> **Directions for this task**: The records below are to be restated word for word, with their images omitted.

___ Provided data ___

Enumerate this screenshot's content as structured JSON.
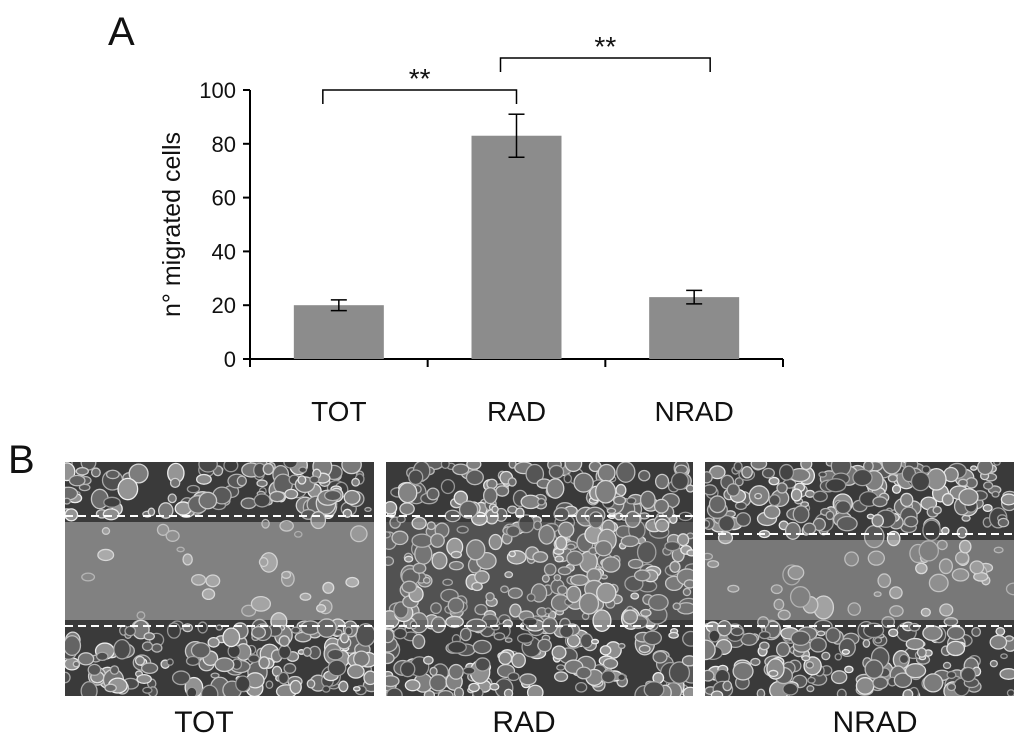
{
  "panels": {
    "a_label": "A",
    "b_label": "B"
  },
  "chart_data": {
    "type": "bar",
    "categories": [
      "TOT",
      "RAD",
      "NRAD"
    ],
    "values": [
      20,
      83,
      23
    ],
    "errors": [
      2,
      8,
      2.5
    ],
    "ylabel": "n° migrated  cells",
    "ylim": [
      0,
      100
    ],
    "yticks": [
      0,
      20,
      40,
      60,
      80,
      100
    ],
    "bar_color": "#8c8c8c",
    "significance": [
      {
        "from": "TOT",
        "to": "RAD",
        "label": "**"
      },
      {
        "from": "RAD",
        "to": "NRAD",
        "label": "**"
      }
    ]
  },
  "micrographs": [
    {
      "label": "TOT"
    },
    {
      "label": "RAD"
    },
    {
      "label": "NRAD"
    }
  ]
}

___

> **Answer box**:
Enumerate this screenshot's content as structured JSON.
{
  "panels": {
    "a_label": "A",
    "b_label": "B"
  },
  "chart_data": {
    "type": "bar",
    "categories": [
      "TOT",
      "RAD",
      "NRAD"
    ],
    "values": [
      20,
      83,
      23
    ],
    "errors": [
      2,
      8,
      2.5
    ],
    "ylabel": "n° migrated  cells",
    "ylim": [
      0,
      100
    ],
    "yticks": [
      0,
      20,
      40,
      60,
      80,
      100
    ],
    "bar_color": "#8c8c8c",
    "significance": [
      {
        "from": "TOT",
        "to": "RAD",
        "label": "**"
      },
      {
        "from": "RAD",
        "to": "NRAD",
        "label": "**"
      }
    ]
  },
  "micrographs": [
    {
      "label": "TOT"
    },
    {
      "label": "RAD"
    },
    {
      "label": "NRAD"
    }
  ]
}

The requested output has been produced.